= PROBLEM STATEMENT =
In the listing below, find every line with the string "оглавлении" and pull it out.

= GIVEN DATA =

-- Begin --

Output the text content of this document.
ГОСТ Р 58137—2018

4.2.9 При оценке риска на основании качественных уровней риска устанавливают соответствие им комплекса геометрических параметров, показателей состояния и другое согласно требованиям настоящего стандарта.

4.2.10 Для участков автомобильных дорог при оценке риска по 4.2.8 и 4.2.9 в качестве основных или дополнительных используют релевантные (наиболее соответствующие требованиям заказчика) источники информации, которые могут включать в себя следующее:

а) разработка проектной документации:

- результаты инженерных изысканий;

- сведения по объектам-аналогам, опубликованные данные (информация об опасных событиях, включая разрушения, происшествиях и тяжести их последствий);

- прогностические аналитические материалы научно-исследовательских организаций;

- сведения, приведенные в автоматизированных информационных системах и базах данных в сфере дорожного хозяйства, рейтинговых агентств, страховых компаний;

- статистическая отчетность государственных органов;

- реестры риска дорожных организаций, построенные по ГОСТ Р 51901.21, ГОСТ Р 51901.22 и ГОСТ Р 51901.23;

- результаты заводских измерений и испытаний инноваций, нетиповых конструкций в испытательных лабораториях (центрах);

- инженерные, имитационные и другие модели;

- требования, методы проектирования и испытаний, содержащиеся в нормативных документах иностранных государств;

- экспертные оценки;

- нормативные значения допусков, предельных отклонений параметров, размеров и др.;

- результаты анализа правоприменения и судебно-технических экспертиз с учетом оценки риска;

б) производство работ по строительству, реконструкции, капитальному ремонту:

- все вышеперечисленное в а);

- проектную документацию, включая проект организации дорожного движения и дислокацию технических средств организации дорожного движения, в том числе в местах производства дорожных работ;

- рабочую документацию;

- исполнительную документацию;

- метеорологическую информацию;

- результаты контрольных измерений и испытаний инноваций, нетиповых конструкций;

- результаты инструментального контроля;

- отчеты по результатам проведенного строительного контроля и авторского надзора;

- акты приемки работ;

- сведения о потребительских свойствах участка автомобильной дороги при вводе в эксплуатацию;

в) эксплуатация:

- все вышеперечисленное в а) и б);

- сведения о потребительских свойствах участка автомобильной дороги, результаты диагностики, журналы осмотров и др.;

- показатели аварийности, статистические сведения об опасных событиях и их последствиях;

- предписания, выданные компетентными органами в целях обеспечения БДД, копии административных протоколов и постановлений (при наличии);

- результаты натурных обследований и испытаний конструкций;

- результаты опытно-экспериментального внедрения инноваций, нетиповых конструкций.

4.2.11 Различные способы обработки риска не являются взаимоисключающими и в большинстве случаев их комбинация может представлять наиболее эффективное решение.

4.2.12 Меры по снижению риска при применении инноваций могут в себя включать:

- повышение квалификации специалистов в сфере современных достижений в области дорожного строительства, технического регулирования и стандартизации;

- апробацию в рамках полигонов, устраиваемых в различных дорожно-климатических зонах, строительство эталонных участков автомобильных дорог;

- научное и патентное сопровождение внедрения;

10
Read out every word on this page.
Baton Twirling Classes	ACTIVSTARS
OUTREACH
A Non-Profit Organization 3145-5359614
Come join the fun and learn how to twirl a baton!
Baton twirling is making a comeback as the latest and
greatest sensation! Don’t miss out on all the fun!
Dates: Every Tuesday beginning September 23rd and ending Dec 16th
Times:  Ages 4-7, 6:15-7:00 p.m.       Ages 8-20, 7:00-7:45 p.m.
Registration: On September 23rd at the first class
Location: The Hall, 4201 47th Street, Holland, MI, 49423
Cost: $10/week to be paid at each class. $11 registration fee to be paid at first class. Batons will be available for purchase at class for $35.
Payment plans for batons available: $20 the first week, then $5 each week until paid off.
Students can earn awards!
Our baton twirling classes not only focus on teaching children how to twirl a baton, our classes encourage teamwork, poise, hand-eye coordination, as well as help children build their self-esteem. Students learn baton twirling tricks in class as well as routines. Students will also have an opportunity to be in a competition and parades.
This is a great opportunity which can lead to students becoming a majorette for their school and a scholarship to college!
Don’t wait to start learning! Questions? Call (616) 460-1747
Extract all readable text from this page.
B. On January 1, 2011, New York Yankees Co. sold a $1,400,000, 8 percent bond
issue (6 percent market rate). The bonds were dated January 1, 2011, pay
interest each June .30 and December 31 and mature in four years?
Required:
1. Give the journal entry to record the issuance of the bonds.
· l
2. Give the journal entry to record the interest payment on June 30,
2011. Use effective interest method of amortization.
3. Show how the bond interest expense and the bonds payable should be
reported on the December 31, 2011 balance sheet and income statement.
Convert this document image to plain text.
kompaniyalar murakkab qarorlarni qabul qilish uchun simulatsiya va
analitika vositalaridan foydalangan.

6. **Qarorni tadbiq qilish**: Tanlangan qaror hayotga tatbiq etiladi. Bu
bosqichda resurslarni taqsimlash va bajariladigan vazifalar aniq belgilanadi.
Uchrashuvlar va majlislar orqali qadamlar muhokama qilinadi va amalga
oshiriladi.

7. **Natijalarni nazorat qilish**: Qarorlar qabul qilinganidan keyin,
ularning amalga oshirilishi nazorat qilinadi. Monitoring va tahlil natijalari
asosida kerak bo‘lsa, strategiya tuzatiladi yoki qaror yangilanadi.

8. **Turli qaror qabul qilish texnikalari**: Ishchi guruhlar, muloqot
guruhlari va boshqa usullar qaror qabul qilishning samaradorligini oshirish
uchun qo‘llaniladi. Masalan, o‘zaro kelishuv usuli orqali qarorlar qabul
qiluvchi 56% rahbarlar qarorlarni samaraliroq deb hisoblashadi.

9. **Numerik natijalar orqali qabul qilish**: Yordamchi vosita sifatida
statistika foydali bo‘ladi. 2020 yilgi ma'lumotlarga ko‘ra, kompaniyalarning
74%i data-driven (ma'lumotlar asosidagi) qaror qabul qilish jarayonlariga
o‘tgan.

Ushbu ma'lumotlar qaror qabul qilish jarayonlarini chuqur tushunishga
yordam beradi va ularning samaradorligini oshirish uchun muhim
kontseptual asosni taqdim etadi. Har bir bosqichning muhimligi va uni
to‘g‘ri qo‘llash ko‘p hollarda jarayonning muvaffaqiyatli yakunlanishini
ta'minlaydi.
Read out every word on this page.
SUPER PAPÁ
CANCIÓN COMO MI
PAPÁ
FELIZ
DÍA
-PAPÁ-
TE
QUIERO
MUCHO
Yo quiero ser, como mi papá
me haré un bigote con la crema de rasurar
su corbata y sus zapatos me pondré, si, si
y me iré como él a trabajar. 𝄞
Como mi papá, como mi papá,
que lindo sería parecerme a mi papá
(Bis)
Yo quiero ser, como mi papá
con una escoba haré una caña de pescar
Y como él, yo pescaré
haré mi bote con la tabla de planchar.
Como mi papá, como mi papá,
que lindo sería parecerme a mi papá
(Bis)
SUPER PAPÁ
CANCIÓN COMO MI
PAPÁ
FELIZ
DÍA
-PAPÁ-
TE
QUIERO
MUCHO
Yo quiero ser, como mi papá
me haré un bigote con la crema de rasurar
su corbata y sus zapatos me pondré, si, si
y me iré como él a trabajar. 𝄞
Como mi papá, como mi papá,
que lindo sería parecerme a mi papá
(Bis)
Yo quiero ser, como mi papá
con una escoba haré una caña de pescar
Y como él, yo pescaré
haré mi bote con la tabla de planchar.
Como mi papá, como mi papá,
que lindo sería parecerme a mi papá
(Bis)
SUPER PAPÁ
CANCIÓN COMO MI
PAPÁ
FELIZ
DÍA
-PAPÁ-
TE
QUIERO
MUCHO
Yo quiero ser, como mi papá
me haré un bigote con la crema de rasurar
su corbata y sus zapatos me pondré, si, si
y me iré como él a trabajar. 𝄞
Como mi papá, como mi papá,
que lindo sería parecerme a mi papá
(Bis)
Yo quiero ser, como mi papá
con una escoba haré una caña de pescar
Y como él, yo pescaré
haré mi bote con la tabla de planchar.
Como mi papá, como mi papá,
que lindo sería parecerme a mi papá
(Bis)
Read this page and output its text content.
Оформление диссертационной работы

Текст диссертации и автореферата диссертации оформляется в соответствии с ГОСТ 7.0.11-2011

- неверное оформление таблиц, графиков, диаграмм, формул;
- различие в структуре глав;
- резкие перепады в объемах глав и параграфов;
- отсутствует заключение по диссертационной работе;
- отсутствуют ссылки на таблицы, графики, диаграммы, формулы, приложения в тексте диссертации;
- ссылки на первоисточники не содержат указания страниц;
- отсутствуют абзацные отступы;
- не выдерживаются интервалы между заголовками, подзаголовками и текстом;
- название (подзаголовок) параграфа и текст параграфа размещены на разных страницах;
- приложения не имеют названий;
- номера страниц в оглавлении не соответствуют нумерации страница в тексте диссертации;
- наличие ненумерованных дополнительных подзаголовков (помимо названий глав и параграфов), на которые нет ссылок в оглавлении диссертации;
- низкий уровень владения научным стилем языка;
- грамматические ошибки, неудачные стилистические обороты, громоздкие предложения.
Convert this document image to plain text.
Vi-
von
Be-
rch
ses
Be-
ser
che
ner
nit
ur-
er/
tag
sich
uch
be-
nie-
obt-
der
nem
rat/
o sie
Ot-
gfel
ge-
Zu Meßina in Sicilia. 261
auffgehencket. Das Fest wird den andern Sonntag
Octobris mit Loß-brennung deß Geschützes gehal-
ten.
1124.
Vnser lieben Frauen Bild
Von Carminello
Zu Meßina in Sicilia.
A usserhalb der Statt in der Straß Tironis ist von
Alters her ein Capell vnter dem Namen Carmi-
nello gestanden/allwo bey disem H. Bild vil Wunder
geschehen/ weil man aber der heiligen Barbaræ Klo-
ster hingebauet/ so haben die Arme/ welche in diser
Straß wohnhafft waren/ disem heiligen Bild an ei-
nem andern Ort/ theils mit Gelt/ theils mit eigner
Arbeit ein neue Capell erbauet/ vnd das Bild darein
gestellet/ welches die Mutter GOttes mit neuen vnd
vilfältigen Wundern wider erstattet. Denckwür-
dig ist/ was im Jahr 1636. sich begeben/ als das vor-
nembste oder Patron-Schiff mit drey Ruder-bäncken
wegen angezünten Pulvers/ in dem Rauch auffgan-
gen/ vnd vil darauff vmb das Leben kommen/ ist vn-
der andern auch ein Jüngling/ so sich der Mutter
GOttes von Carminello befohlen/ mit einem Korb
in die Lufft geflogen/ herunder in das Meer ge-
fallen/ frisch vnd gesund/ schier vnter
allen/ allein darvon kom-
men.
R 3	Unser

-- End --

= WRITTEN SOLUTION =
- номера страниц в оглавлении не соответствуют нумерации страница в тексте диссертации;
- наличие ненумерованных дополнительных подзаголовков (помимо названий глав и параграфов), на которые нет ссылок в оглавлении диссертации;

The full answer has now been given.